>> Start

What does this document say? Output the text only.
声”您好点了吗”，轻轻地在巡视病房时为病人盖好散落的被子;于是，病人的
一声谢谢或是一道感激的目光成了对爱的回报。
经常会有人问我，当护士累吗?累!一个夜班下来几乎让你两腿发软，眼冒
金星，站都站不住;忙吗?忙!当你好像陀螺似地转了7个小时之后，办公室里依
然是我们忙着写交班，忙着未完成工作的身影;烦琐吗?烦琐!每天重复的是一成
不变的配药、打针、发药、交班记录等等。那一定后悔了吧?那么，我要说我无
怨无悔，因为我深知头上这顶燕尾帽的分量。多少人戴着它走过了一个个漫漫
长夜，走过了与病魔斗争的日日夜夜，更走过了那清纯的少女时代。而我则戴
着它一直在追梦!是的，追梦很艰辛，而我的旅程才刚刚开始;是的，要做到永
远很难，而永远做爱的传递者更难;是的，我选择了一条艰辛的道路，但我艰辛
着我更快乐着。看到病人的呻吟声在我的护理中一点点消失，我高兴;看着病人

>> End
>> Start

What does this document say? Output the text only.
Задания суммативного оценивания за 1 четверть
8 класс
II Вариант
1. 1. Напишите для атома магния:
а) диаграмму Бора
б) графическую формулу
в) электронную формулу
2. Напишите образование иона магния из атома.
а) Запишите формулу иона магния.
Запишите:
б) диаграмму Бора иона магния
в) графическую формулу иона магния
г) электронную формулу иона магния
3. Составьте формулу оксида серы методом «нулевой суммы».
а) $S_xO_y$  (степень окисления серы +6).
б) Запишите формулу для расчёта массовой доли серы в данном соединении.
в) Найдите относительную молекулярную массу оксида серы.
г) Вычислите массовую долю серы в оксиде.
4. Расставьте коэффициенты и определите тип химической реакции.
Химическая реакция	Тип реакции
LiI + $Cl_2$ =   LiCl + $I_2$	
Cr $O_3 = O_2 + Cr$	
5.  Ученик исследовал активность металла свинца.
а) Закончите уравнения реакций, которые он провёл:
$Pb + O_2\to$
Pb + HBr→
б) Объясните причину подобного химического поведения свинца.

>> End

What to produce - Pull out every line containing "атома".

The answer -
1. 1. Напишите для атома магния:
2. Напишите образование иона магния из атома.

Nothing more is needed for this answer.